Dataset items:
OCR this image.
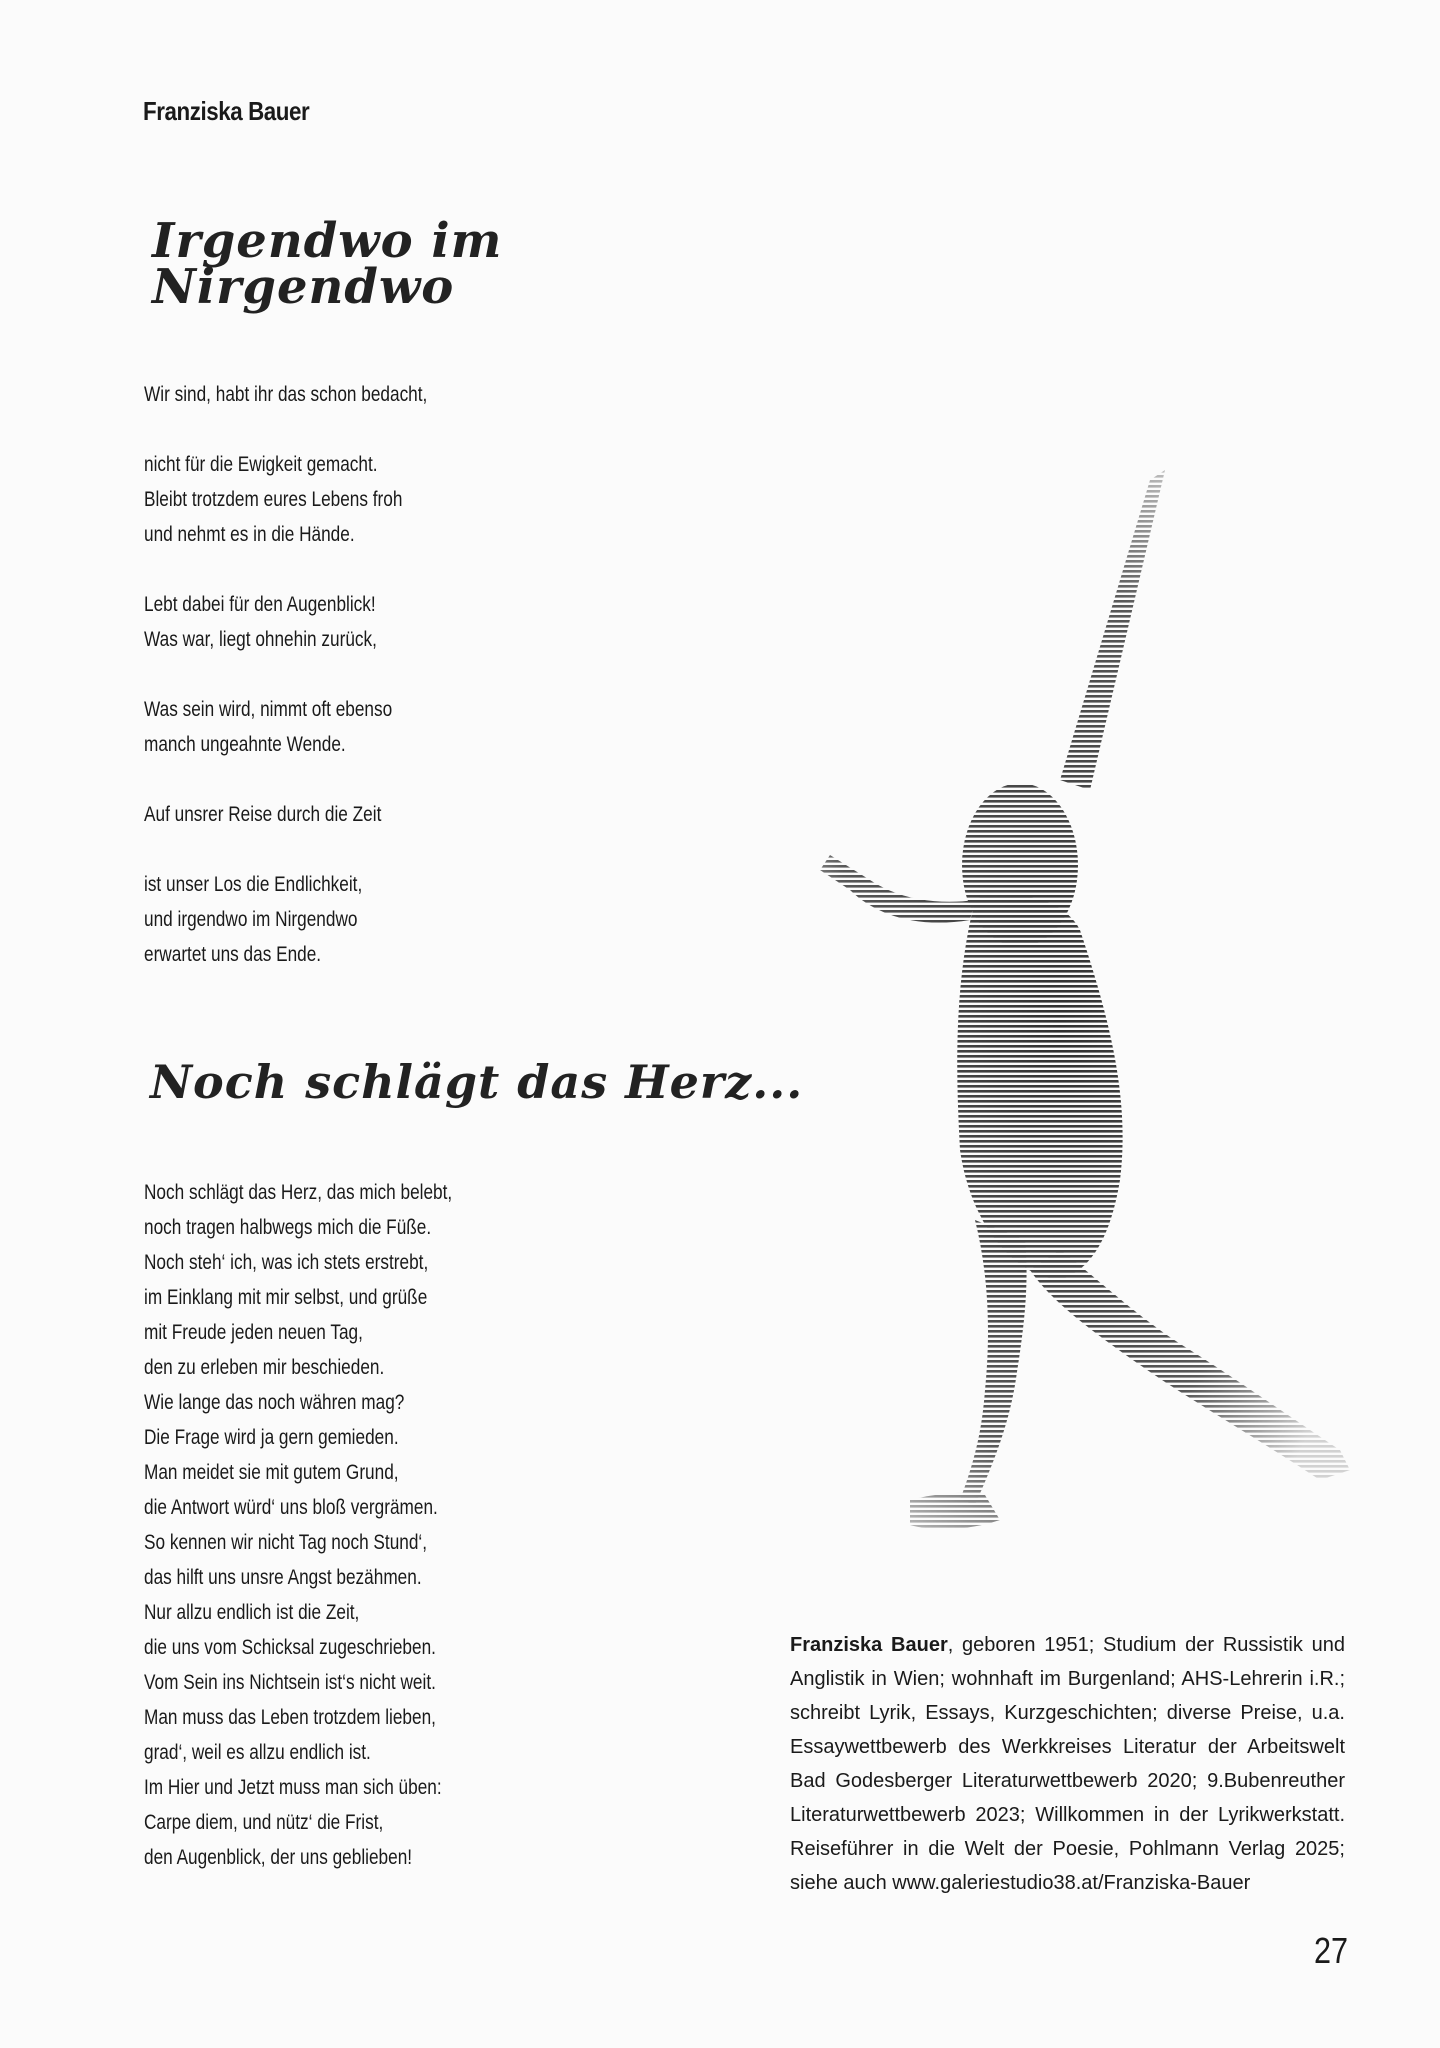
Franziska Bauer
Irgendwo im Nirgendwo
Wir sind, habt ihr das schon bedacht,
nicht für die Ewigkeit gemacht.
Bleibt trotzdem eures Lebens froh
und nehmt es in die Hände.
Lebt dabei für den Augenblick!
Was war, liegt ohnehin zurück,
Was sein wird, nimmt oft ebenso
manch ungeahnte Wende.
Auf unsrer Reise durch die Zeit
ist unser Los die Endlichkeit,
und irgendwo im Nirgendwo
erwartet uns das Ende.
Noch schlägt das Herz...
Noch schlägt das Herz, das mich belebt,
noch tragen halbwegs mich die Füße.
Noch steh‘ ich, was ich stets erstrebt,
im Einklang mit mir selbst, und grüße
mit Freude jeden neuen Tag,
den zu erleben mir beschieden.
Wie lange das noch währen mag?
Die Frage wird ja gern gemieden.
Man meidet sie mit gutem Grund,
die Antwort würd‘ uns bloß vergrämen.
So kennen wir nicht Tag noch Stund‘,
das hilft uns unsre Angst bezähmen.
Nur allzu endlich ist die Zeit,
die uns vom Schicksal zugeschrieben.
Vom Sein ins Nichtsein ist‘s nicht weit.
Man muss das Leben trotzdem lieben,
grad‘, weil es allzu endlich ist.
Im Hier und Jetzt muss man sich üben:
Carpe diem, und nütz‘ die Frist,
den Augenblick, der uns geblieben!
Franziska Bauer, geboren 1951; Studium der Russistik und Anglistik in Wien; wohnhaft im Burgenland; AHS-Lehrerin i.R.; schreibt Lyrik, Essays, Kurzgeschichten; diverse Preise, u.a. Essaywettbewerb des Werkkreises Literatur der Arbeitswelt Bad Godesberger Literaturwettbewerb 2020; 9.Bubenreuther Literaturwettbewerb 2023; Willkommen in der Lyrikwerkstatt. Reiseführer in die Welt der Poesie, Pohlmann Verlag 2025; siehe auch www.galeriestudio38.at/Franziska-Bauer
27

- BRIEF -
Which lines of the material contain the string "Augenblick"? List each of them.

- WRITTEN SOLUTION -
Lebt dabei für den Augenblick!
den Augenblick, der uns geblieben!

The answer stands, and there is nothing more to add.